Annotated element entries
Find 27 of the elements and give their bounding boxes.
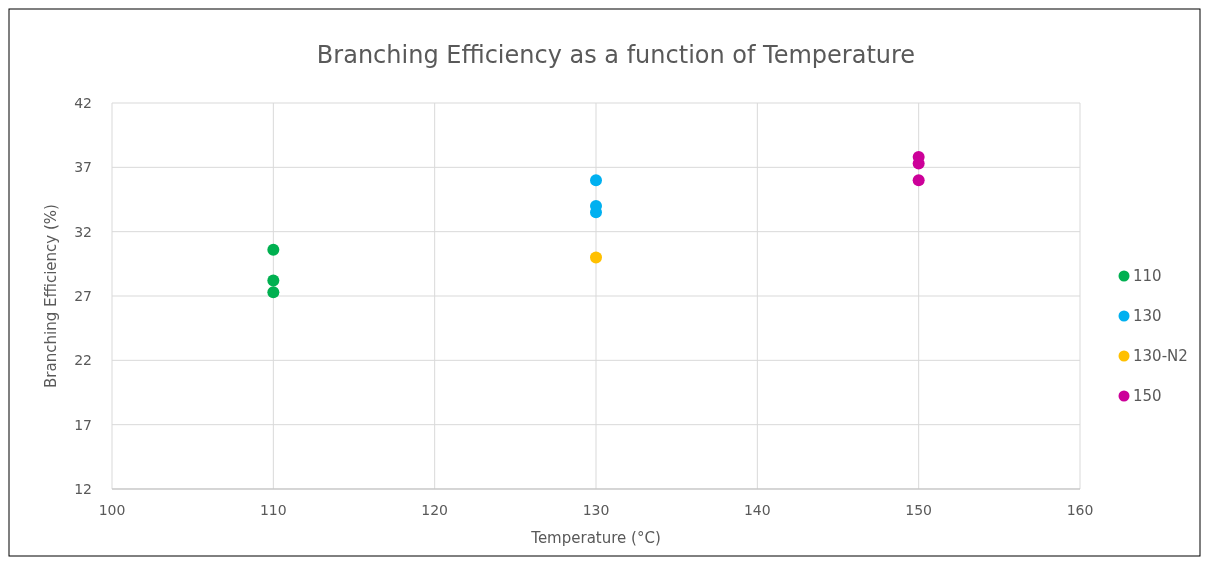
legend-label: 130: [1133, 307, 1162, 326]
x-tick-label: 100: [98, 502, 126, 518]
x-tick-label: 160: [1066, 502, 1094, 518]
x-tick-label: 110: [259, 502, 287, 518]
point: [590, 251, 602, 264]
point: [267, 243, 280, 256]
y-tick-label: 27: [74, 287, 92, 304]
legend-label: 150: [1133, 387, 1162, 406]
legend-label: 110: [1133, 267, 1162, 286]
legend-label: 130-N2: [1133, 347, 1188, 366]
y-tick-label: 12: [74, 480, 92, 497]
x-tick-label: 120: [421, 502, 449, 518]
y-tick-label: 22: [74, 352, 92, 369]
point: [590, 174, 602, 187]
y-tick-label: 42: [74, 94, 92, 111]
y-axis-title: Branching Efficiency (%): [42, 204, 60, 388]
x-axis-title: Temperature (°C): [530, 529, 661, 547]
chart-title: Branching Efficiency as a function of Temperature: [316, 41, 916, 69]
point: [267, 274, 280, 287]
point: [267, 286, 280, 299]
y-tick-label: 32: [74, 223, 92, 240]
x-tick-label: 150: [905, 502, 933, 518]
y-tick-label: 17: [74, 416, 92, 433]
point: [912, 174, 925, 187]
y-tick-label: 37: [74, 159, 92, 176]
x-tick-label: 140: [743, 502, 771, 518]
x-tick-label: 130: [582, 502, 610, 518]
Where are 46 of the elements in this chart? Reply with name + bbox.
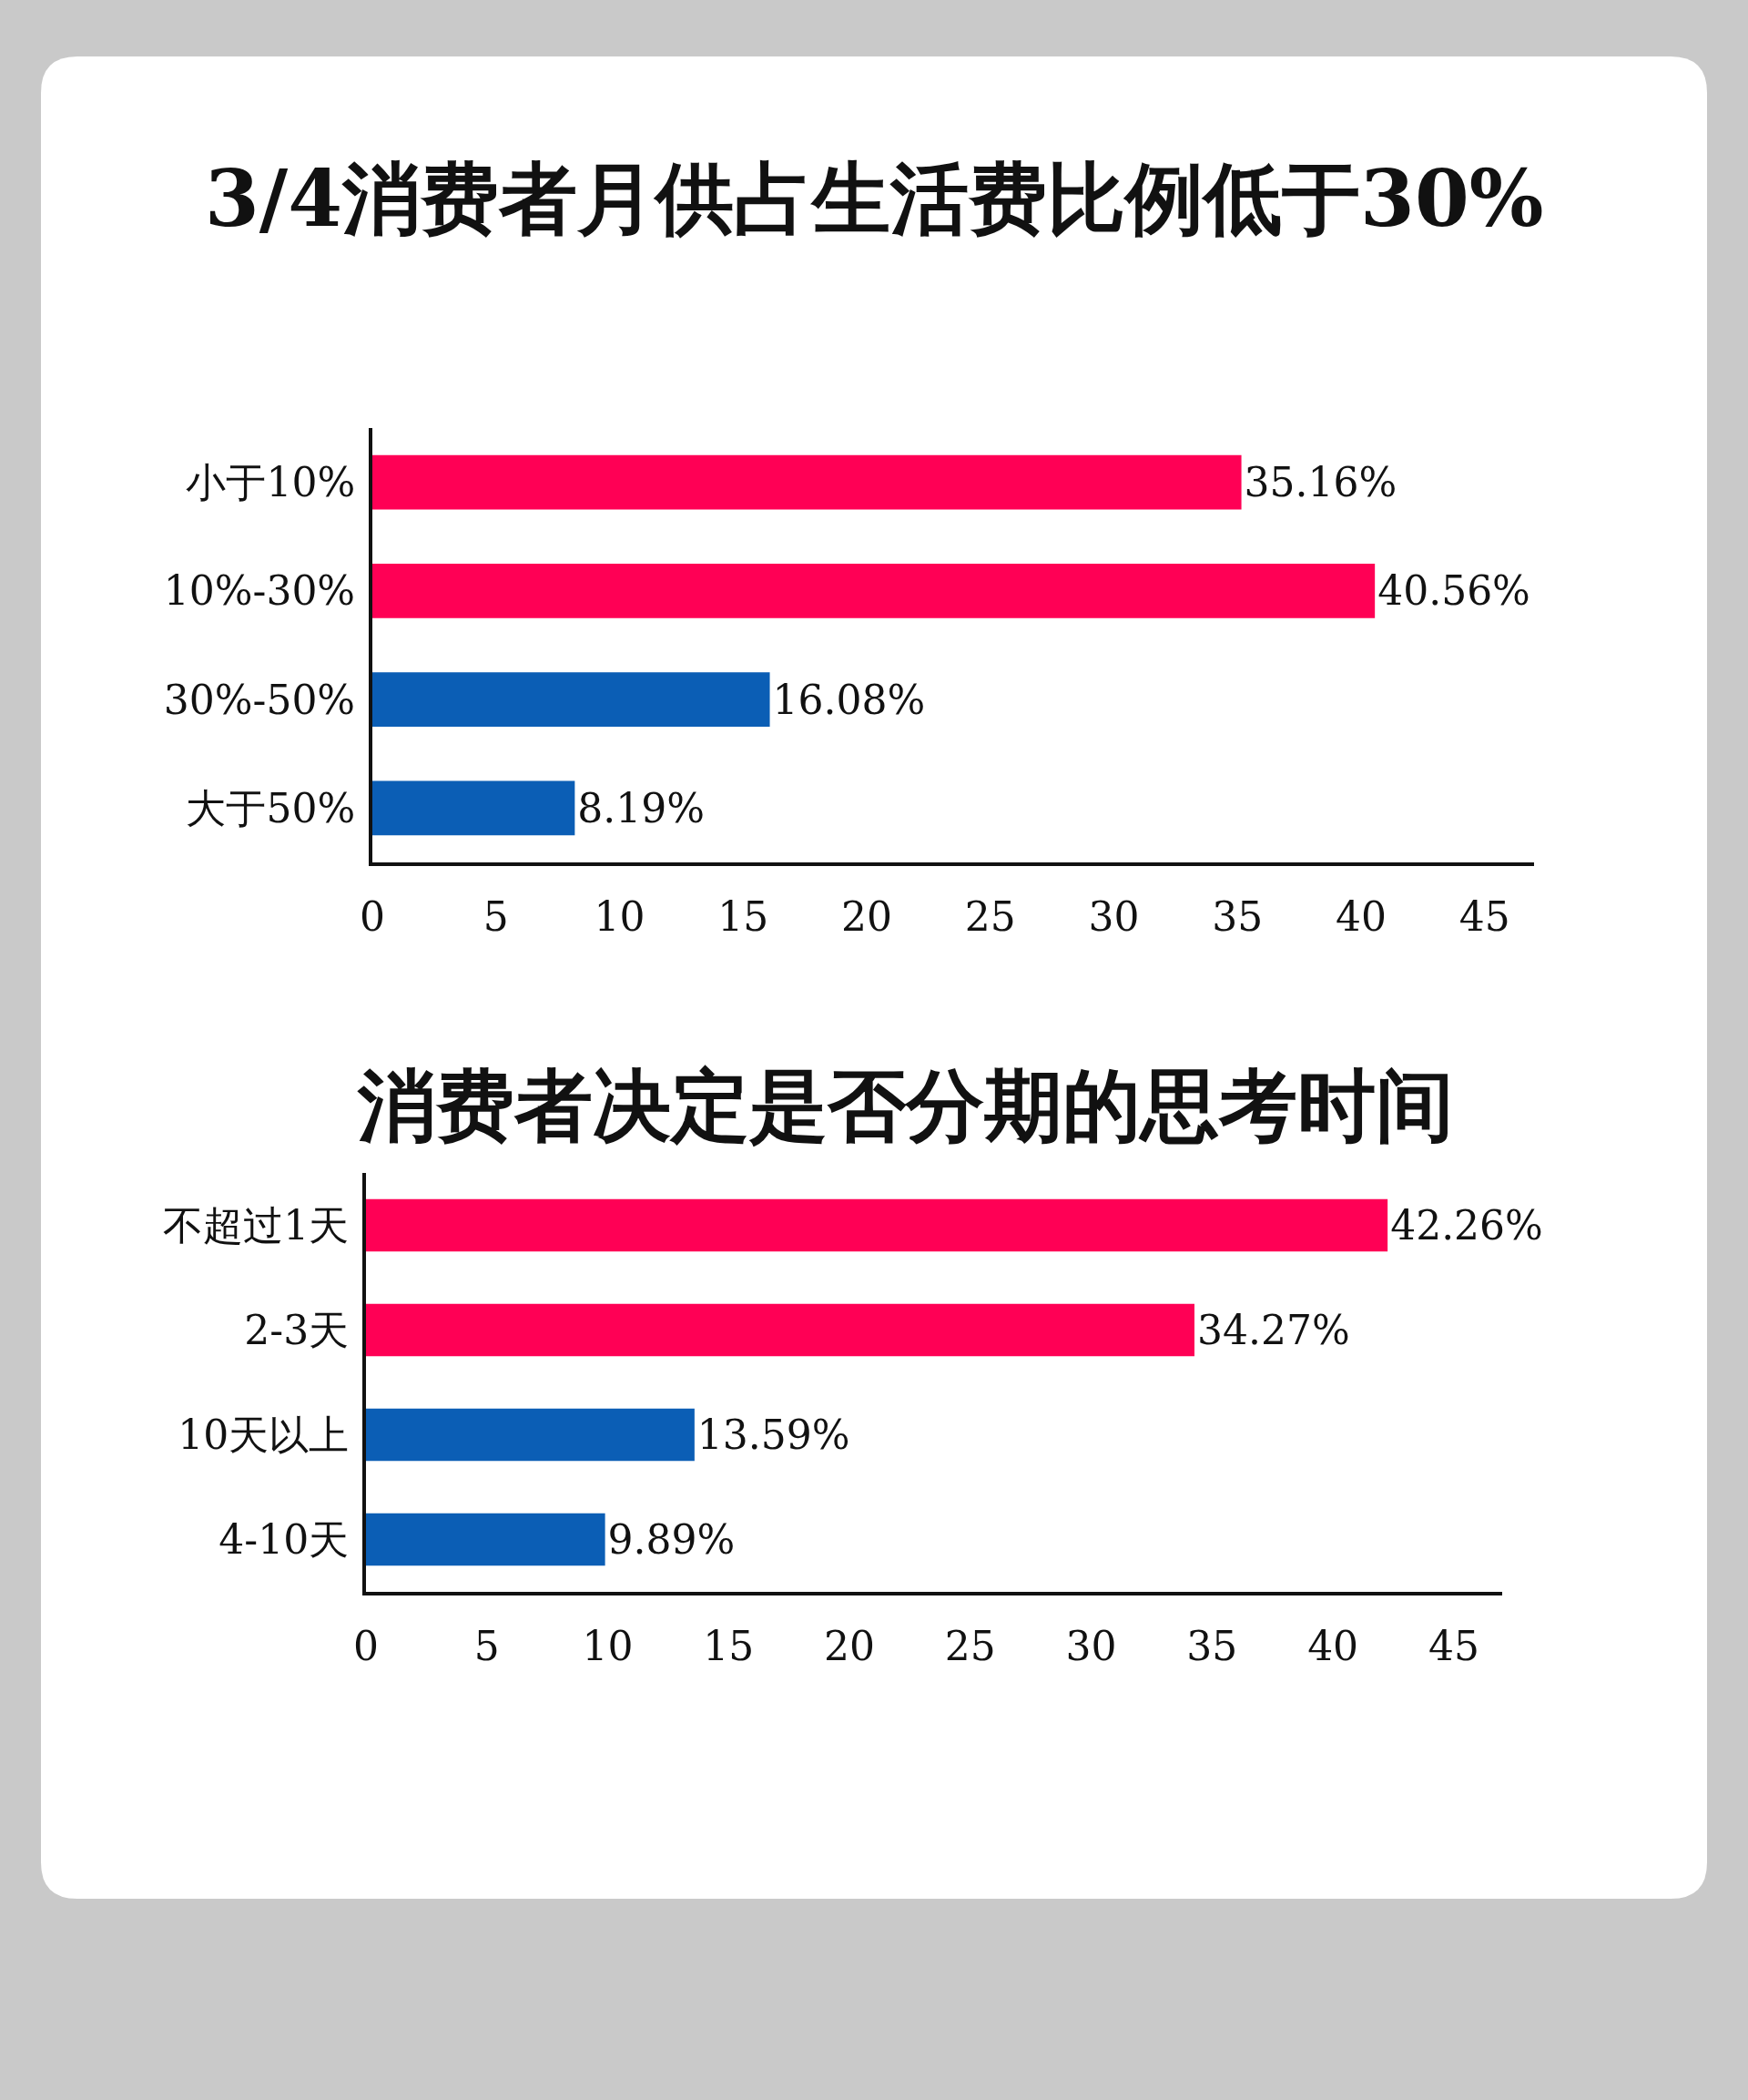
data-label: 42.26% [1390,1202,1543,1249]
y-tick-label: 10%-30% [163,567,356,615]
y-tick-label: 小于10% [186,459,356,506]
bar [372,780,575,836]
y-tick-label: 大于50% [186,784,356,831]
x-tick-label: 35 [1212,892,1264,940]
data-label: 16.08% [772,676,926,723]
bar [372,564,1376,618]
data-label: 8.19% [577,784,706,831]
data-label: 40.56% [1377,567,1530,615]
y-tick-label: 30%-50% [163,676,356,723]
x-tick-label: 15 [717,892,769,940]
x-tick-label: 0 [353,1622,379,1669]
bar [372,672,770,727]
bar [366,1408,695,1462]
x-tick-label: 5 [473,1622,500,1669]
x-tick-label: 10 [582,1622,634,1669]
bar [366,1303,1194,1357]
x-tick-label: 25 [944,1622,996,1669]
y-tick-label: 10天以上 [178,1411,350,1458]
x-tick-label: 45 [1428,1622,1479,1669]
x-tick-label: 20 [840,892,892,940]
x-tick-label: 5 [483,892,509,940]
bar [366,1513,605,1566]
y-tick-label: 不超过1天 [163,1201,350,1249]
x-tick-label: 30 [1065,1622,1117,1669]
x-tick-label: 15 [703,1622,755,1669]
data-label: 9.89% [607,1516,736,1563]
x-tick-label: 40 [1335,892,1387,940]
x-tick-label: 30 [1088,892,1140,940]
x-tick-label: 20 [824,1622,876,1669]
data-label: 13.59% [696,1412,850,1458]
x-tick-label: 25 [964,892,1016,940]
chart-title: 3/4消费者月供占生活费比例低于30% [205,152,1544,244]
bar [372,454,1242,510]
bar [366,1198,1388,1252]
data-label: 34.27% [1196,1307,1350,1353]
x-tick-label: 10 [594,892,645,940]
chart-title: 消费者决定是否分期的思考时间 [357,1059,1454,1151]
data-label: 35.16% [1244,459,1397,506]
y-tick-label: 4-10天 [218,1515,350,1563]
x-tick-label: 40 [1307,1622,1359,1669]
y-tick-label: 2-3天 [244,1306,350,1353]
x-tick-label: 35 [1186,1622,1238,1669]
x-tick-label: 45 [1458,892,1510,940]
x-tick-label: 0 [360,892,385,940]
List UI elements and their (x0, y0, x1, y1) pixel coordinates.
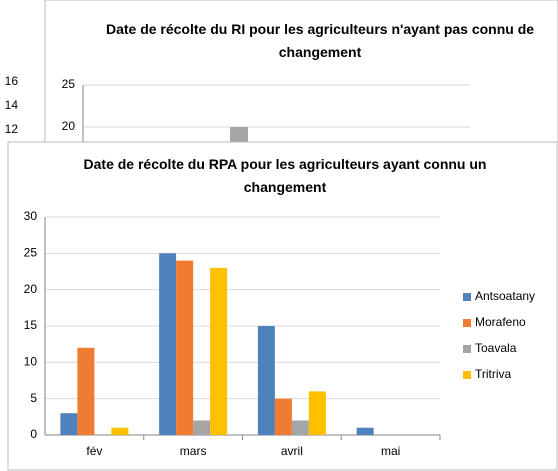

### [Job]
Copy these lines word for word, starting at the line containing "data-label: 42.26% [1390,1202,1543,1249]" and ending at the line containing "x-tick-label: 45 [1428,1622,1479,1669]".

### [Exercise response]
data-label: 42.26% [1390,1202,1543,1249]
y-tick-label: 10%-30% [163,567,356,615]
y-tick-label: 小于10% [186,459,356,506]
bar [372,780,575,836]
y-tick-label: 大于50% [186,784,356,831]
x-tick-label: 35 [1212,892,1264,940]
data-label: 16.08% [772,676,926,723]
bar [372,564,1376,618]
data-label: 8.19% [577,784,706,831]
data-label: 40.56% [1377,567,1530,615]
y-tick-label: 30%-50% [163,676,356,723]
x-tick-label: 15 [717,892,769,940]
x-tick-label: 0 [353,1622,379,1669]
bar [372,672,770,727]
bar [366,1408,695,1462]
x-tick-label: 5 [473,1622,500,1669]
x-tick-label: 10 [582,1622,634,1669]
bar [366,1303,1194,1357]
x-tick-label: 25 [944,1622,996,1669]
y-tick-label: 10天以上 [178,1411,350,1458]
x-tick-label: 45 [1428,1622,1479,1669]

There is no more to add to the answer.